> [Exercise description]:
Copy the entries below with every "x-tick-label" swapped for "x-axis-label", leaving everything else untouched.

> [Given entries]:
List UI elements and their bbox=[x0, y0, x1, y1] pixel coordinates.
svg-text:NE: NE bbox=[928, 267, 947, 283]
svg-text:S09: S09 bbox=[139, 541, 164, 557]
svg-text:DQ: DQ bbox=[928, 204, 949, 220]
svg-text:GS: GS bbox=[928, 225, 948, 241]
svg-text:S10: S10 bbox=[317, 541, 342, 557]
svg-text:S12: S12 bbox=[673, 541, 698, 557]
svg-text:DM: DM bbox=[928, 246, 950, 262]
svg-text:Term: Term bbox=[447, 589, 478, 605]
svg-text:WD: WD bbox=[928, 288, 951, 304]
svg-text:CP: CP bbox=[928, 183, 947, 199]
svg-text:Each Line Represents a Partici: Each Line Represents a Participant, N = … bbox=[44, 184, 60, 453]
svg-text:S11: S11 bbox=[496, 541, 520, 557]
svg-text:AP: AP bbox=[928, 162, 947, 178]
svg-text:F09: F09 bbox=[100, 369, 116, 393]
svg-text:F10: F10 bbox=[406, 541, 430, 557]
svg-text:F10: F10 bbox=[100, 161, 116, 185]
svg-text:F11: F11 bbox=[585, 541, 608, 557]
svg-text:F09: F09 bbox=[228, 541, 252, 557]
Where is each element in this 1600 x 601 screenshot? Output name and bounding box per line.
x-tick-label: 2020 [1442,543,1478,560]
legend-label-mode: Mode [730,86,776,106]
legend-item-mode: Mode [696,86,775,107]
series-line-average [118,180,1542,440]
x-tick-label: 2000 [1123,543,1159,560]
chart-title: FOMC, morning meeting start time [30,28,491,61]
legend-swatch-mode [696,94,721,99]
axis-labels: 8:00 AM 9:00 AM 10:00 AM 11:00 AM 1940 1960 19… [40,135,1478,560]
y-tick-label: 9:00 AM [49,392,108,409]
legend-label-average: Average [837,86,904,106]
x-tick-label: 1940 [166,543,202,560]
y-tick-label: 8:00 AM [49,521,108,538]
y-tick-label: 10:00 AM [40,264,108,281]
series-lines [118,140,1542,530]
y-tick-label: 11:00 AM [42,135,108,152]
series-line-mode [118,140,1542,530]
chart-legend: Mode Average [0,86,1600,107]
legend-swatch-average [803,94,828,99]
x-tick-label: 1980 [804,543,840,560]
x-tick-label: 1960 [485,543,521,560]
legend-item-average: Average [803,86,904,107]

> [Result for this exercise]:
List UI elements and their bbox=[x0, y0, x1, y1] pixel coordinates.
svg-text:NE: NE bbox=[928, 267, 947, 283]
svg-text:S09: S09 bbox=[139, 541, 164, 557]
svg-text:DQ: DQ bbox=[928, 204, 949, 220]
svg-text:GS: GS bbox=[928, 225, 948, 241]
svg-text:S10: S10 bbox=[317, 541, 342, 557]
svg-text:S12: S12 bbox=[673, 541, 698, 557]
svg-text:DM: DM bbox=[928, 246, 950, 262]
svg-text:Term: Term bbox=[447, 589, 478, 605]
svg-text:WD: WD bbox=[928, 288, 951, 304]
svg-text:CP: CP bbox=[928, 183, 947, 199]
svg-text:Each Line Represents a Partici: Each Line Represents a Participant, N = … bbox=[44, 184, 60, 453]
svg-text:S11: S11 bbox=[496, 541, 520, 557]
svg-text:AP: AP bbox=[928, 162, 947, 178]
svg-text:F09: F09 bbox=[100, 369, 116, 393]
svg-text:F10: F10 bbox=[406, 541, 430, 557]
svg-text:F10: F10 bbox=[100, 161, 116, 185]
svg-text:F11: F11 bbox=[585, 541, 608, 557]
svg-text:F09: F09 bbox=[228, 541, 252, 557]
Where is each element in this 1600 x 601 screenshot? Output name and bounding box per line.
x-axis-label: 2020 [1442,543,1478,560]
legend-label-mode: Mode [730,86,776,106]
legend-item-mode: Mode [696,86,775,107]
series-line-average [118,180,1542,440]
x-axis-label: 2000 [1123,543,1159,560]
chart-title: FOMC, morning meeting start time [30,28,491,61]
legend-swatch-mode [696,94,721,99]
axis-labels: 8:00 AM 9:00 AM 10:00 AM 11:00 AM 1940 1960 19… [40,135,1478,560]
y-tick-label: 9:00 AM [49,392,108,409]
legend-label-average: Average [837,86,904,106]
x-axis-label: 1940 [166,543,202,560]
y-tick-label: 8:00 AM [49,521,108,538]
y-tick-label: 10:00 AM [40,264,108,281]
series-lines [118,140,1542,530]
y-tick-label: 11:00 AM [42,135,108,152]
series-line-mode [118,140,1542,530]
chart-legend: Mode Average [0,86,1600,107]
legend-swatch-average [803,94,828,99]
x-axis-label: 1980 [804,543,840,560]
x-axis-label: 1960 [485,543,521,560]
legend-item-average: Average [803,86,904,107]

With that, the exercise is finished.